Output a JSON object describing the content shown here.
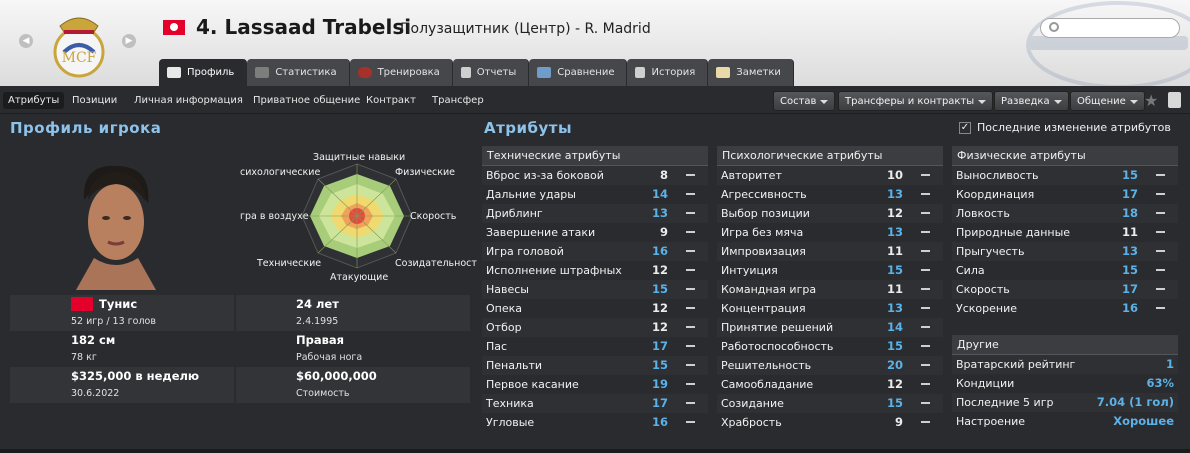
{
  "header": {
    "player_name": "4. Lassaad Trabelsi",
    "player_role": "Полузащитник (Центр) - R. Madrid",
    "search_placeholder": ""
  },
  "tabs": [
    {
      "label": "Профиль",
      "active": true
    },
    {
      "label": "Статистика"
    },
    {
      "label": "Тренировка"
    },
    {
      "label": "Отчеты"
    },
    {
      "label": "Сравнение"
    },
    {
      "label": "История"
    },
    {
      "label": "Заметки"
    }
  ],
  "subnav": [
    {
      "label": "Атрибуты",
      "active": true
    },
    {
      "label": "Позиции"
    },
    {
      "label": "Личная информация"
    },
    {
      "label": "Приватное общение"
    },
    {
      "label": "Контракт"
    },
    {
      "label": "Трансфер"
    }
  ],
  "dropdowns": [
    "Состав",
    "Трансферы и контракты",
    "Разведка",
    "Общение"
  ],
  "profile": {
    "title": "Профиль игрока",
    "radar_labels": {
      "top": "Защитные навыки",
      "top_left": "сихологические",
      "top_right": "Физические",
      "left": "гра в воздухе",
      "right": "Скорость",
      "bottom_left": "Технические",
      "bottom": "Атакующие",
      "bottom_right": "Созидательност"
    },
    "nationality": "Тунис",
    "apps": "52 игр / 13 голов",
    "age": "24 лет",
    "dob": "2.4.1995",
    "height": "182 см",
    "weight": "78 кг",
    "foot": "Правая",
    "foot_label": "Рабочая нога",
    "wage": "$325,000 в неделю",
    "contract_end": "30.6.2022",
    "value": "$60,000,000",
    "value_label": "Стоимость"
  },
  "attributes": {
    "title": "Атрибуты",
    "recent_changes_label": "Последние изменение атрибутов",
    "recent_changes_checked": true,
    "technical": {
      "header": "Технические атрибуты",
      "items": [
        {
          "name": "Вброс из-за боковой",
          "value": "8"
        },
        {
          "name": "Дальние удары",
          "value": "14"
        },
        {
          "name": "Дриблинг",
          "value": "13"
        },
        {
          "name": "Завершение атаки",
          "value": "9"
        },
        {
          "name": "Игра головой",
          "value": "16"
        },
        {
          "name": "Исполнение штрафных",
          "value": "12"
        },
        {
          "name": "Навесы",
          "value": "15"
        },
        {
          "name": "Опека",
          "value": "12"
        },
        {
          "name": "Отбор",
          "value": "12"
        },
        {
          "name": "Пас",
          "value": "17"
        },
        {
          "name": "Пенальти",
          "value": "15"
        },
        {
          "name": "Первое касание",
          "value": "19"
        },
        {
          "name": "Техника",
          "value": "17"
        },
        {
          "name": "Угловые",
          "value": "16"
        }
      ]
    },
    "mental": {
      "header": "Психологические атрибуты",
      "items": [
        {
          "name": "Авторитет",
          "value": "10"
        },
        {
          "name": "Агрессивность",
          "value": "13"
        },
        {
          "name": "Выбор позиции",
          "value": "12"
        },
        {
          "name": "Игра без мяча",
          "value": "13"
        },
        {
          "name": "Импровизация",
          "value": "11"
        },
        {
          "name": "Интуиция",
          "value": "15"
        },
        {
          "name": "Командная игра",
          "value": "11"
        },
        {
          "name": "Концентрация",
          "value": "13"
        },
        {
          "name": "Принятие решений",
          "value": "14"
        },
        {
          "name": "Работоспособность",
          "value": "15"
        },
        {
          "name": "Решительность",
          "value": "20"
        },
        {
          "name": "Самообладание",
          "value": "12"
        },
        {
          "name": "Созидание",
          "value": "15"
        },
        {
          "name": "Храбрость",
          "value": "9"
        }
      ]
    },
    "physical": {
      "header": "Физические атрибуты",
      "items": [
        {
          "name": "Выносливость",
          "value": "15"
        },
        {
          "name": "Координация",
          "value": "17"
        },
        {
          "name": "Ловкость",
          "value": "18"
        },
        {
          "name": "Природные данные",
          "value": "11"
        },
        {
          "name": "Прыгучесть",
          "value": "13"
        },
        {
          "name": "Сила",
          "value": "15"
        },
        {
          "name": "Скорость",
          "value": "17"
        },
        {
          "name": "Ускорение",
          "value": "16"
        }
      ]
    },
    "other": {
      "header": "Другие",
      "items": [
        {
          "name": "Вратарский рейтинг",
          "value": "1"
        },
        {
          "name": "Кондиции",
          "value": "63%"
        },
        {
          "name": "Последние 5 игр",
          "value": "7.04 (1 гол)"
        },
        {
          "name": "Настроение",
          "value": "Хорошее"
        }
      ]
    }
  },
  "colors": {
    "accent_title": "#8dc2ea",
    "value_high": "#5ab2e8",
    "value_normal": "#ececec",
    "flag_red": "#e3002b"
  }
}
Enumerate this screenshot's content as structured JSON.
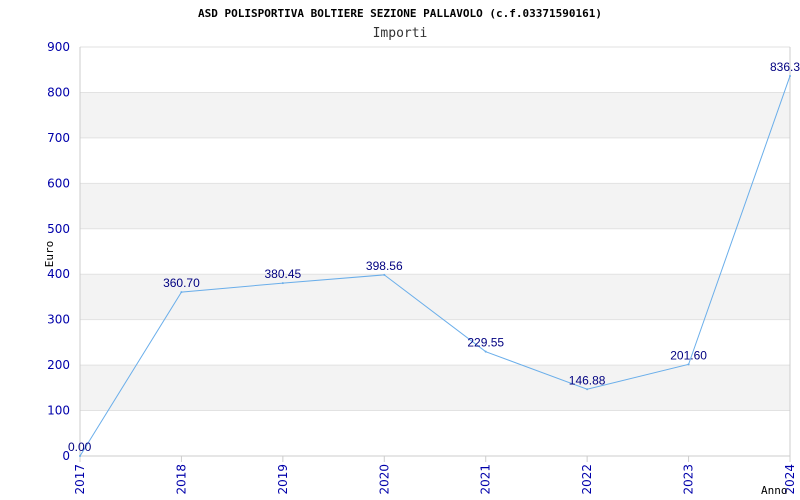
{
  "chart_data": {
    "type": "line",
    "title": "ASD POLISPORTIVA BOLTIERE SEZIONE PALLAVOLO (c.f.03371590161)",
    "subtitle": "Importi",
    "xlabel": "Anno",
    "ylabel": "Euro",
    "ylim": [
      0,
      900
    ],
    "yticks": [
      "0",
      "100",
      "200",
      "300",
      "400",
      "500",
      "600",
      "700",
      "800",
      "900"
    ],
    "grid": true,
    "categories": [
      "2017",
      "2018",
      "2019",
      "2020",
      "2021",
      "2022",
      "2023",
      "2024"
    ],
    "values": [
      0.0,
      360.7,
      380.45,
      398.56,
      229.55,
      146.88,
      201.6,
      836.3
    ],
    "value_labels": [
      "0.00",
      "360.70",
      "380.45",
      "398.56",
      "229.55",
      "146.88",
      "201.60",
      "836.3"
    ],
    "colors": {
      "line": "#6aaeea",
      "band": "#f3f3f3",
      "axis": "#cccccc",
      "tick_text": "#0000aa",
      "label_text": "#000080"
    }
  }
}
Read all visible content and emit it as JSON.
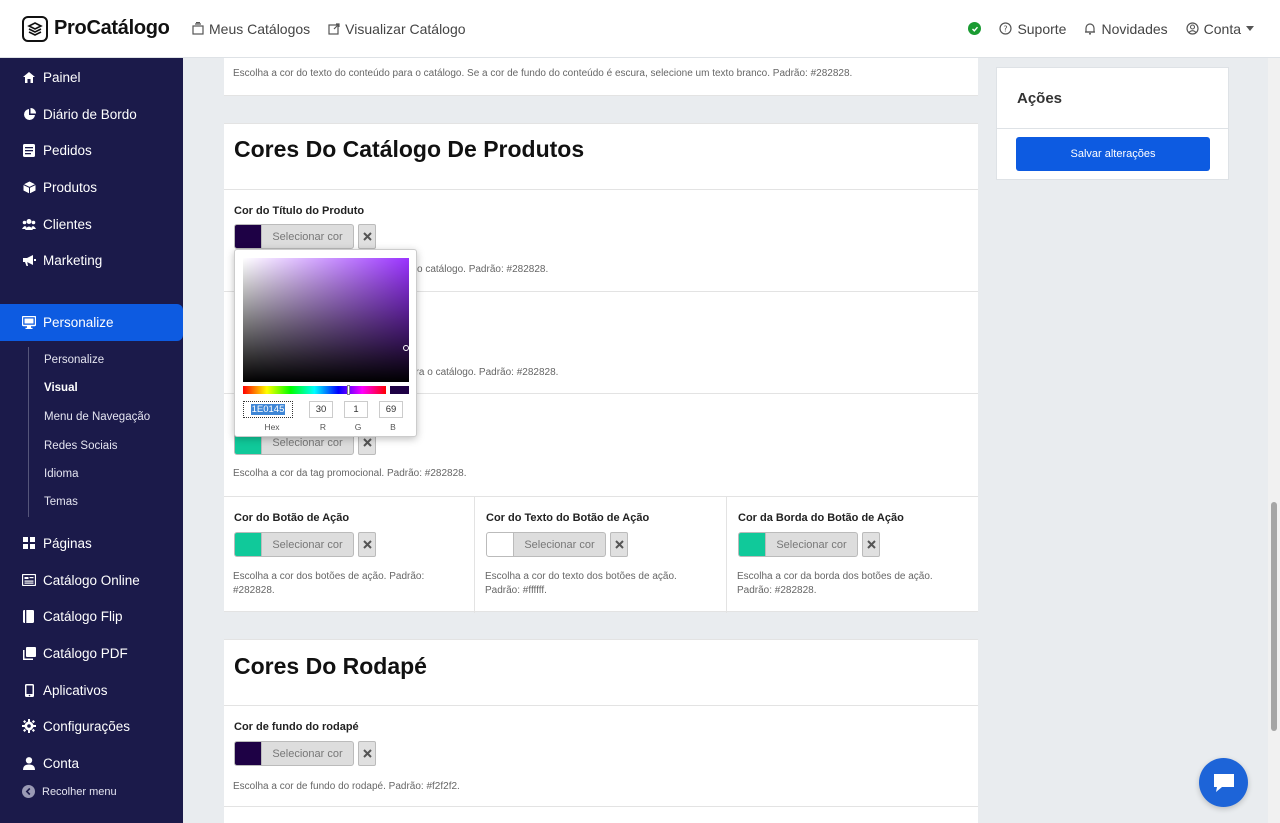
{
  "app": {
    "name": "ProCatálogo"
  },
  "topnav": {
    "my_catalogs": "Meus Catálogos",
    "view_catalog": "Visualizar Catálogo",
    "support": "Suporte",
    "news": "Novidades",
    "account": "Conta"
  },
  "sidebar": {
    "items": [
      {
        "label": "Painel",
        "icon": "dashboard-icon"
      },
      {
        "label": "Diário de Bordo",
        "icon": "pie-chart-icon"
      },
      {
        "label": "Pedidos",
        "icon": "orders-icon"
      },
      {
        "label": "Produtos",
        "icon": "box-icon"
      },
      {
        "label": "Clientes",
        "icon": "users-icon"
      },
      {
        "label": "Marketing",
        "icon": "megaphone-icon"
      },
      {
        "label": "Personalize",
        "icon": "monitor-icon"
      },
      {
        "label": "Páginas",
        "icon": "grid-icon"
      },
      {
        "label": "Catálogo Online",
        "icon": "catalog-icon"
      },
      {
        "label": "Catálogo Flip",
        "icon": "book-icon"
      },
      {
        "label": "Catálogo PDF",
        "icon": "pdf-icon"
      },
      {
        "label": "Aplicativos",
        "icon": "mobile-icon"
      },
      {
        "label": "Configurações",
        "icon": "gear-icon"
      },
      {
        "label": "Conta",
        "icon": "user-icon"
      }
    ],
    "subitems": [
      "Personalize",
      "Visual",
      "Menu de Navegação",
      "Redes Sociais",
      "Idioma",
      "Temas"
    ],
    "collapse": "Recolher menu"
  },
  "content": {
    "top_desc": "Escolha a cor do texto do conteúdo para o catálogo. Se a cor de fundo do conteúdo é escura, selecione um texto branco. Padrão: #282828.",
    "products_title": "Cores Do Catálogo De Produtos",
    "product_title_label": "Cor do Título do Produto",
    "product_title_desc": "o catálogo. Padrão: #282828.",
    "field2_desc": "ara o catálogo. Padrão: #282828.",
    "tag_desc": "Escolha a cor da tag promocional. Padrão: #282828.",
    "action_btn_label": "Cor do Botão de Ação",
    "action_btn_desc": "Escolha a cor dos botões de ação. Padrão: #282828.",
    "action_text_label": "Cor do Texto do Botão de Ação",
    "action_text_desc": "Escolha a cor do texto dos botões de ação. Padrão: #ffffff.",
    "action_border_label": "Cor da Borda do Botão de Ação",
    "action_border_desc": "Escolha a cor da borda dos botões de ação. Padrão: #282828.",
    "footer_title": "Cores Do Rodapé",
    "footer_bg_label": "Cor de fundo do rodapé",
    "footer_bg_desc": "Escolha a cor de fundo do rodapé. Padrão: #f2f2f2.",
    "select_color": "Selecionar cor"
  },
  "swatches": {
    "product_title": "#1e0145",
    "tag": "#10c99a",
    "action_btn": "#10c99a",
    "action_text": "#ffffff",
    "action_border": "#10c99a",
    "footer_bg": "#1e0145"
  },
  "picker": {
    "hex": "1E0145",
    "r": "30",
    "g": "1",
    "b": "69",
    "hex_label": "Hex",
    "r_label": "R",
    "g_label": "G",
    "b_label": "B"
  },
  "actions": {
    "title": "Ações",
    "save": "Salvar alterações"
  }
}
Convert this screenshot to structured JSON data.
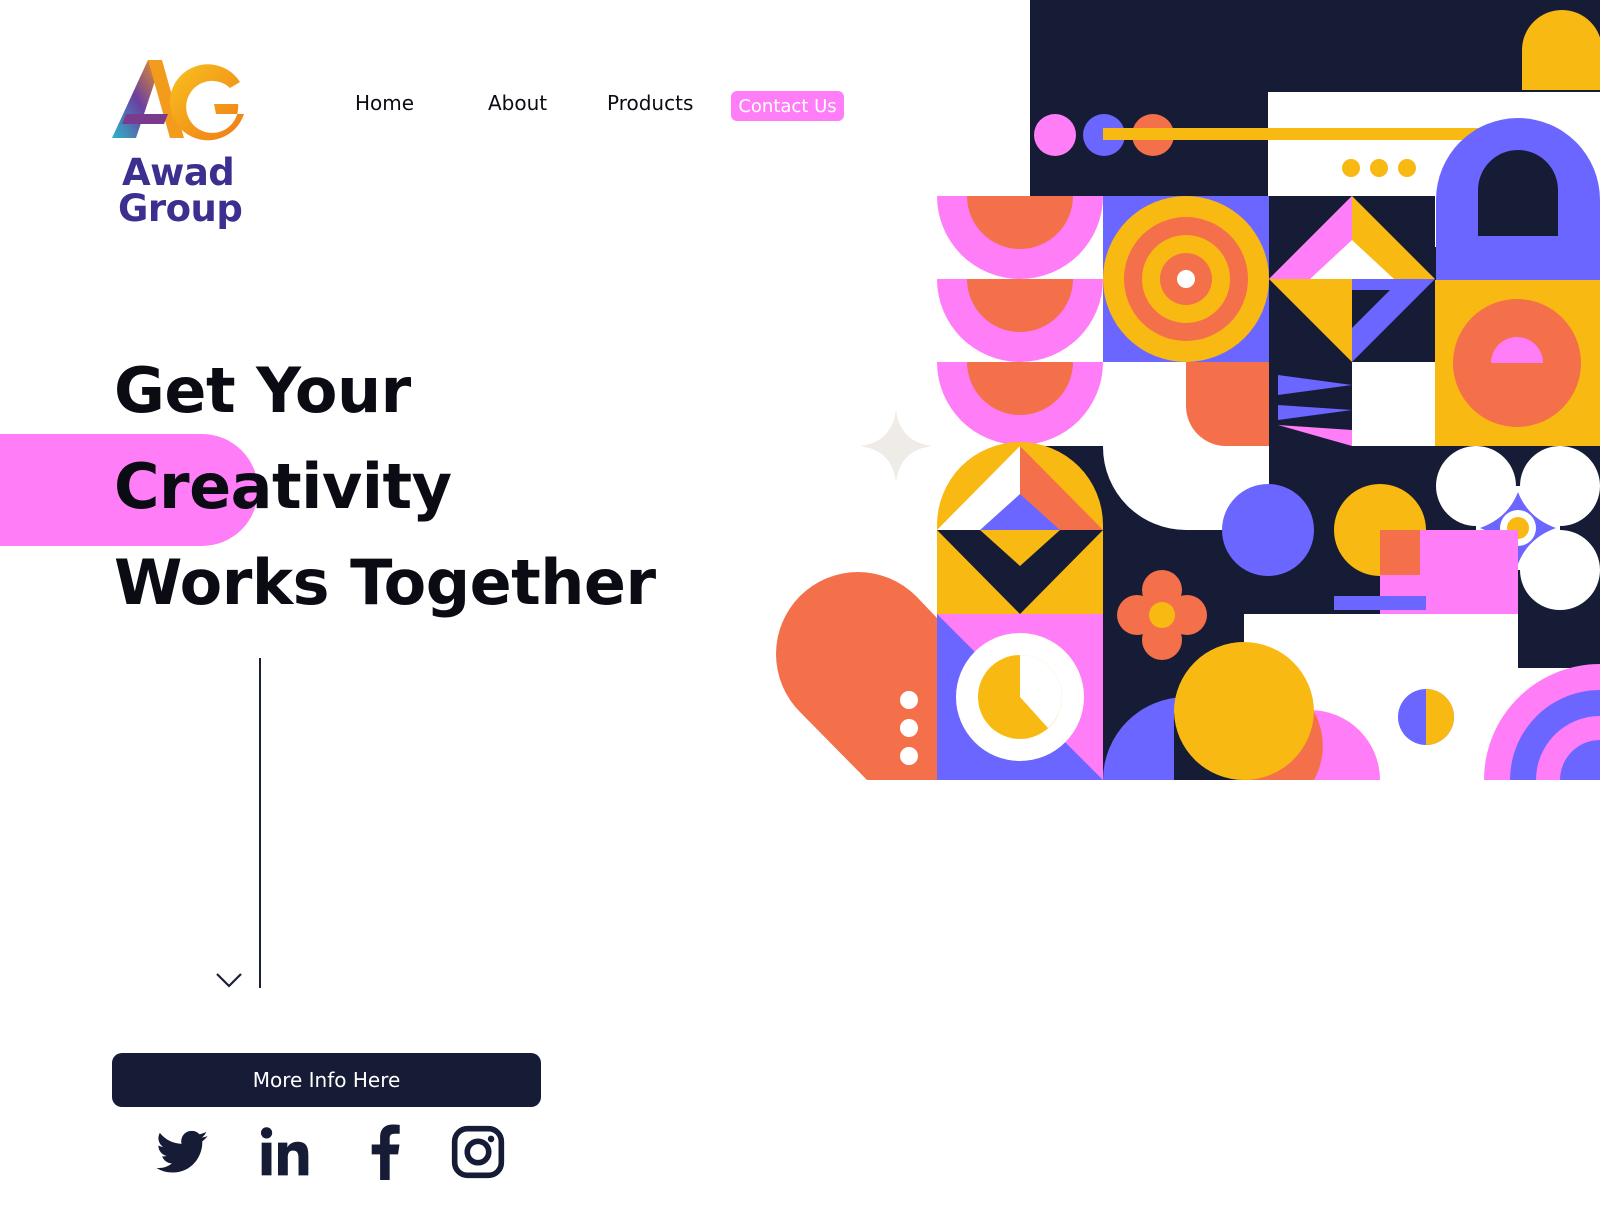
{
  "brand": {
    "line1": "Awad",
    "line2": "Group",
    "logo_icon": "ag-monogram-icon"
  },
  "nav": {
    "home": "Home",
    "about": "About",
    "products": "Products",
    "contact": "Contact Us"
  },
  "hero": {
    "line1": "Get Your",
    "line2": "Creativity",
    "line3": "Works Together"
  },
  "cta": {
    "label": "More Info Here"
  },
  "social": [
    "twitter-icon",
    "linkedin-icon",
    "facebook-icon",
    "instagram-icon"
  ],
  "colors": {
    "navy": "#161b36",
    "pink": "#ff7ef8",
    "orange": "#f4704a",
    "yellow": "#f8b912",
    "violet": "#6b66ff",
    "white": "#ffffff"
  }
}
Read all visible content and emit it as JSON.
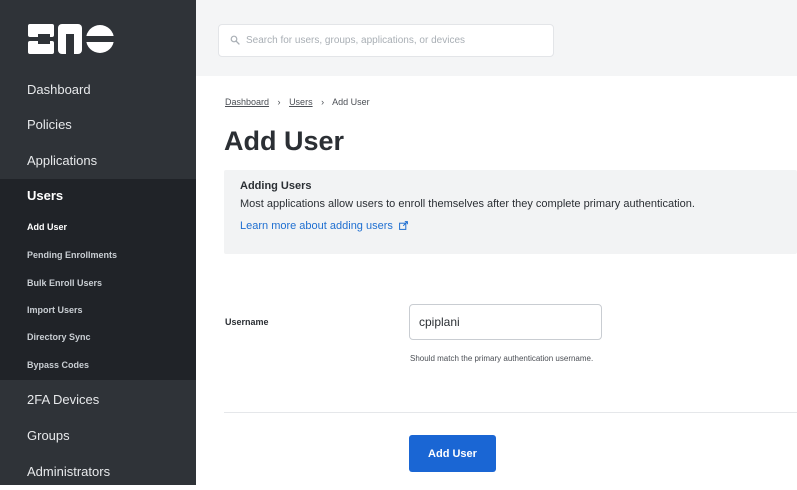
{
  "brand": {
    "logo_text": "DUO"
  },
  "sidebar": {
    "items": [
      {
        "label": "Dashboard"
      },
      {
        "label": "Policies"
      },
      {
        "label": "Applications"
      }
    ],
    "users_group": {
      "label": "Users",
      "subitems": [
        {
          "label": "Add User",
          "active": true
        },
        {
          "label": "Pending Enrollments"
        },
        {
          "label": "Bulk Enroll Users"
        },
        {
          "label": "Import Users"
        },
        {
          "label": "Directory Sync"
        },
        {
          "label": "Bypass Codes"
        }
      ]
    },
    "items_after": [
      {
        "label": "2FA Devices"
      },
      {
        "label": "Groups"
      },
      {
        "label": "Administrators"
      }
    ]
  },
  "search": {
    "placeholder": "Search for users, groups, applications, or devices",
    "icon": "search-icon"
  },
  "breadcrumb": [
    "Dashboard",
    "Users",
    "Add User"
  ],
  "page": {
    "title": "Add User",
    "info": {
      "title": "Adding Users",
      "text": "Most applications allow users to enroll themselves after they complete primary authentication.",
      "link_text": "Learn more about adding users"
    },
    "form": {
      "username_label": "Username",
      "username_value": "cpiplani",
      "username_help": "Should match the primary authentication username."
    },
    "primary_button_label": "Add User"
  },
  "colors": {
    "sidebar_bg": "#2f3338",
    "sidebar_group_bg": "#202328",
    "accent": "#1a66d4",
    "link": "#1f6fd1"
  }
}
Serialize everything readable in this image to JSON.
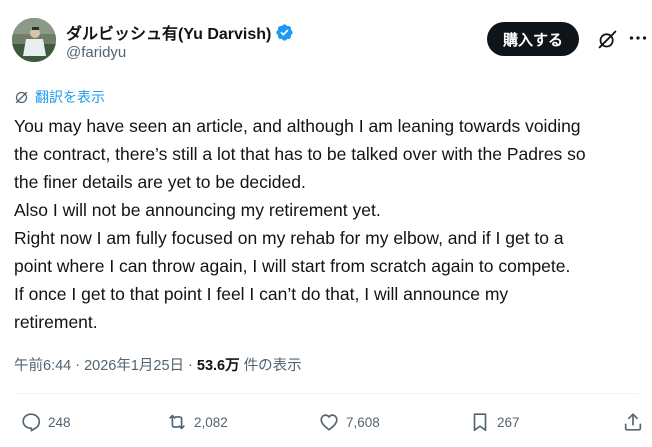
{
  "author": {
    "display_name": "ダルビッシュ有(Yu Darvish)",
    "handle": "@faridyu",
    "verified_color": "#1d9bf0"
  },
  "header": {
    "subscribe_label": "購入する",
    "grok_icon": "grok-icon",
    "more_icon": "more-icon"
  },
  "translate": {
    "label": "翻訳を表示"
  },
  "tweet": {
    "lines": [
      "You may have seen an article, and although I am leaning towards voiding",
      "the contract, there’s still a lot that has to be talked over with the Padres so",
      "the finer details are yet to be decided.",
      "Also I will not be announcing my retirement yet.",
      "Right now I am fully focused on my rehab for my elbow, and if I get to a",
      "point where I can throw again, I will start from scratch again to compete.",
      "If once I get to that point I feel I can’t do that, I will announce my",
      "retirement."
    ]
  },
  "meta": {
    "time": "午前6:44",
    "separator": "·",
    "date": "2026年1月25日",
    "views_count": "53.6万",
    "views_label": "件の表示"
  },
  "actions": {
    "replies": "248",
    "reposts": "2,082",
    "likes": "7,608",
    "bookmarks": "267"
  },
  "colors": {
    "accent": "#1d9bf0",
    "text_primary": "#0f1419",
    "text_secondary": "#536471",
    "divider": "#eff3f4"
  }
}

§ AIM
Write out exactly the lines from the one containing "Serialize everything readable" through the last line of the records above, both ends included, and leave out any pictures.

§ IN RESPONSE
Serialize everything readable in this image to JSON.
{
  "author": {
    "display_name": "ダルビッシュ有(Yu Darvish)",
    "handle": "@faridyu",
    "verified_color": "#1d9bf0"
  },
  "header": {
    "subscribe_label": "購入する",
    "grok_icon": "grok-icon",
    "more_icon": "more-icon"
  },
  "translate": {
    "label": "翻訳を表示"
  },
  "tweet": {
    "lines": [
      "You may have seen an article, and although I am leaning towards voiding",
      "the contract, there’s still a lot that has to be talked over with the Padres so",
      "the finer details are yet to be decided.",
      "Also I will not be announcing my retirement yet.",
      "Right now I am fully focused on my rehab for my elbow, and if I get to a",
      "point where I can throw again, I will start from scratch again to compete.",
      "If once I get to that point I feel I can’t do that, I will announce my",
      "retirement."
    ]
  },
  "meta": {
    "time": "午前6:44",
    "separator": "·",
    "date": "2026年1月25日",
    "views_count": "53.6万",
    "views_label": "件の表示"
  },
  "actions": {
    "replies": "248",
    "reposts": "2,082",
    "likes": "7,608",
    "bookmarks": "267"
  },
  "colors": {
    "accent": "#1d9bf0",
    "text_primary": "#0f1419",
    "text_secondary": "#536471",
    "divider": "#eff3f4"
  }
}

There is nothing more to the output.